[Source records]
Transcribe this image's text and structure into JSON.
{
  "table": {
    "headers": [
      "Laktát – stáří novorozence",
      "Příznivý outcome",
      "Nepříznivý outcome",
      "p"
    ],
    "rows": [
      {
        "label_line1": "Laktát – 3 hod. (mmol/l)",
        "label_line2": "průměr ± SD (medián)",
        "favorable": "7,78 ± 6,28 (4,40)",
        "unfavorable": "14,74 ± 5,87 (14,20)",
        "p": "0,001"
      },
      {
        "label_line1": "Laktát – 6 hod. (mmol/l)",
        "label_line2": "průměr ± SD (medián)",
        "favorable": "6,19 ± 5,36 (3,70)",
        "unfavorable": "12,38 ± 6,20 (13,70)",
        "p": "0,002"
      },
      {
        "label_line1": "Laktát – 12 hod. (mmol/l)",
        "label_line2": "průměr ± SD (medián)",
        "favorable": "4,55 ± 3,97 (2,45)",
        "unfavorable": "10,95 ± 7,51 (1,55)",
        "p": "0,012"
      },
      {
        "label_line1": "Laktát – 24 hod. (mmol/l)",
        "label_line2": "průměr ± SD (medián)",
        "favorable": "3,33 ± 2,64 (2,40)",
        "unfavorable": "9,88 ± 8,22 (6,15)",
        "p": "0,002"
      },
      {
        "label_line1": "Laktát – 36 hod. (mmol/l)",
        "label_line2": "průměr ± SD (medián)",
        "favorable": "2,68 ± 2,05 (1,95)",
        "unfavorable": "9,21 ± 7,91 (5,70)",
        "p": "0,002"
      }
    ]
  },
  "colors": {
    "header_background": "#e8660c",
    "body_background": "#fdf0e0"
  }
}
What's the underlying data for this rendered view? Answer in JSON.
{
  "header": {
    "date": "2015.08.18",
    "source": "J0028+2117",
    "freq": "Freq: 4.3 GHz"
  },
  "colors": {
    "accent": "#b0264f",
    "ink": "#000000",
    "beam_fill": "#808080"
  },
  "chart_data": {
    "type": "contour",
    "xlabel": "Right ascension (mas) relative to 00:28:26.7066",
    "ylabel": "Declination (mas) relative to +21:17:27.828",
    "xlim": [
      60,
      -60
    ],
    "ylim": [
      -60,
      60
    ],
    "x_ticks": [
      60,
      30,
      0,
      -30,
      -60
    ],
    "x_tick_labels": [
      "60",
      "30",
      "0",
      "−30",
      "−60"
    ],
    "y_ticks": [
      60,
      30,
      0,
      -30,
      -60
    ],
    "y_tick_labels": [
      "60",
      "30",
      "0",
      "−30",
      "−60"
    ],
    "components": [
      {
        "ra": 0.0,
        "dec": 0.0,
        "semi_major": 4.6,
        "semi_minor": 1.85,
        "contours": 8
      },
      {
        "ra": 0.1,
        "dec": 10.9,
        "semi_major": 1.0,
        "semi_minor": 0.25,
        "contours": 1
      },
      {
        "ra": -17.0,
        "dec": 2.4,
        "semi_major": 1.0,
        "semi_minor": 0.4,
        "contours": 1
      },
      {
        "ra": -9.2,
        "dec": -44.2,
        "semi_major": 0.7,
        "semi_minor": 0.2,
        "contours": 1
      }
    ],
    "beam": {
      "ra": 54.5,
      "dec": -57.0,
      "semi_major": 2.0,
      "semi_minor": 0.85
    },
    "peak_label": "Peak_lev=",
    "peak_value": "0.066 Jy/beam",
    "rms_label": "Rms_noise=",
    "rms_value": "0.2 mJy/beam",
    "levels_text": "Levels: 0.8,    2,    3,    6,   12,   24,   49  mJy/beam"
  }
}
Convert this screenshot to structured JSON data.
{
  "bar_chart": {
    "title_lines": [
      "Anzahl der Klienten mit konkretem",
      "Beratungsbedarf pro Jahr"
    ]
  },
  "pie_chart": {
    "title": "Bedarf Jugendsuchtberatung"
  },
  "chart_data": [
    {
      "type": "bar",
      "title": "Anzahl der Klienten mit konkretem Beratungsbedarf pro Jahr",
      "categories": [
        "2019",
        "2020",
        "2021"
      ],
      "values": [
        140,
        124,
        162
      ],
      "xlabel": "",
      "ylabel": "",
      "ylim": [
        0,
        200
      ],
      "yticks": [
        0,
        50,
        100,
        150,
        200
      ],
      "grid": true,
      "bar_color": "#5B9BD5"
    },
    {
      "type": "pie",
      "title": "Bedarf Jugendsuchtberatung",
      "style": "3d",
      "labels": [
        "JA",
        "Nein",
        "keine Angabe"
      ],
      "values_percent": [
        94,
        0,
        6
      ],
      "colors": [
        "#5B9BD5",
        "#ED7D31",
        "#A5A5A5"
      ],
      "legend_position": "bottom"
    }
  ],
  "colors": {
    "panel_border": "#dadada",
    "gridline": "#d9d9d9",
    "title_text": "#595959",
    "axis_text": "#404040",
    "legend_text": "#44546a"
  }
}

EXERCISE AIM: Write the data back out verbatim.

EXPECTED ANSWER:
Transcribe this image's text and structure into JSON.
{
  "table": {
    "headers": [
      "Laktát – stáří novorozence",
      "Příznivý outcome",
      "Nepříznivý outcome",
      "p"
    ],
    "rows": [
      {
        "label_line1": "Laktát – 3 hod. (mmol/l)",
        "label_line2": "průměr ± SD (medián)",
        "favorable": "7,78 ± 6,28 (4,40)",
        "unfavorable": "14,74 ± 5,87 (14,20)",
        "p": "0,001"
      },
      {
        "label_line1": "Laktát – 6 hod. (mmol/l)",
        "label_line2": "průměr ± SD (medián)",
        "favorable": "6,19 ± 5,36 (3,70)",
        "unfavorable": "12,38 ± 6,20 (13,70)",
        "p": "0,002"
      },
      {
        "label_line1": "Laktát – 12 hod. (mmol/l)",
        "label_line2": "průměr ± SD (medián)",
        "favorable": "4,55 ± 3,97 (2,45)",
        "unfavorable": "10,95 ± 7,51 (1,55)",
        "p": "0,012"
      },
      {
        "label_line1": "Laktát – 24 hod. (mmol/l)",
        "label_line2": "průměr ± SD (medián)",
        "favorable": "3,33 ± 2,64 (2,40)",
        "unfavorable": "9,88 ± 8,22 (6,15)",
        "p": "0,002"
      },
      {
        "label_line1": "Laktát – 36 hod. (mmol/l)",
        "label_line2": "průměr ± SD (medián)",
        "favorable": "2,68 ± 2,05 (1,95)",
        "unfavorable": "9,21 ± 7,91 (5,70)",
        "p": "0,002"
      }
    ]
  },
  "colors": {
    "header_background": "#e8660c",
    "body_background": "#fdf0e0"
  }
}
What's the underlying data for this rendered view? Answer in JSON.
{
  "header": {
    "date": "2015.08.18",
    "source": "J0028+2117",
    "freq": "Freq: 4.3 GHz"
  },
  "colors": {
    "accent": "#b0264f",
    "ink": "#000000",
    "beam_fill": "#808080"
  },
  "chart_data": {
    "type": "contour",
    "xlabel": "Right ascension (mas) relative to 00:28:26.7066",
    "ylabel": "Declination (mas) relative to +21:17:27.828",
    "xlim": [
      60,
      -60
    ],
    "ylim": [
      -60,
      60
    ],
    "x_ticks": [
      60,
      30,
      0,
      -30,
      -60
    ],
    "x_tick_labels": [
      "60",
      "30",
      "0",
      "−30",
      "−60"
    ],
    "y_ticks": [
      60,
      30,
      0,
      -30,
      -60
    ],
    "y_tick_labels": [
      "60",
      "30",
      "0",
      "−30",
      "−60"
    ],
    "components": [
      {
        "ra": 0.0,
        "dec": 0.0,
        "semi_major": 4.6,
        "semi_minor": 1.85,
        "contours": 8
      },
      {
        "ra": 0.1,
        "dec": 10.9,
        "semi_major": 1.0,
        "semi_minor": 0.25,
        "contours": 1
      },
      {
        "ra": -17.0,
        "dec": 2.4,
        "semi_major": 1.0,
        "semi_minor": 0.4,
        "contours": 1
      },
      {
        "ra": -9.2,
        "dec": -44.2,
        "semi_major": 0.7,
        "semi_minor": 0.2,
        "contours": 1
      }
    ],
    "beam": {
      "ra": 54.5,
      "dec": -57.0,
      "semi_major": 2.0,
      "semi_minor": 0.85
    },
    "peak_label": "Peak_lev=",
    "peak_value": "0.066 Jy/beam",
    "rms_label": "Rms_noise=",
    "rms_value": "0.2 mJy/beam",
    "levels_text": "Levels: 0.8,    2,    3,    6,   12,   24,   49  mJy/beam"
  }
}
Convert this screenshot to structured JSON data.
{
  "bar_chart": {
    "title_lines": [
      "Anzahl der Klienten mit konkretem",
      "Beratungsbedarf pro Jahr"
    ]
  },
  "pie_chart": {
    "title": "Bedarf Jugendsuchtberatung"
  },
  "chart_data": [
    {
      "type": "bar",
      "title": "Anzahl der Klienten mit konkretem Beratungsbedarf pro Jahr",
      "categories": [
        "2019",
        "2020",
        "2021"
      ],
      "values": [
        140,
        124,
        162
      ],
      "xlabel": "",
      "ylabel": "",
      "ylim": [
        0,
        200
      ],
      "yticks": [
        0,
        50,
        100,
        150,
        200
      ],
      "grid": true,
      "bar_color": "#5B9BD5"
    },
    {
      "type": "pie",
      "title": "Bedarf Jugendsuchtberatung",
      "style": "3d",
      "labels": [
        "JA",
        "Nein",
        "keine Angabe"
      ],
      "values_percent": [
        94,
        0,
        6
      ],
      "colors": [
        "#5B9BD5",
        "#ED7D31",
        "#A5A5A5"
      ],
      "legend_position": "bottom"
    }
  ],
  "colors": {
    "panel_border": "#dadada",
    "gridline": "#d9d9d9",
    "title_text": "#595959",
    "axis_text": "#404040",
    "legend_text": "#44546a"
  }
}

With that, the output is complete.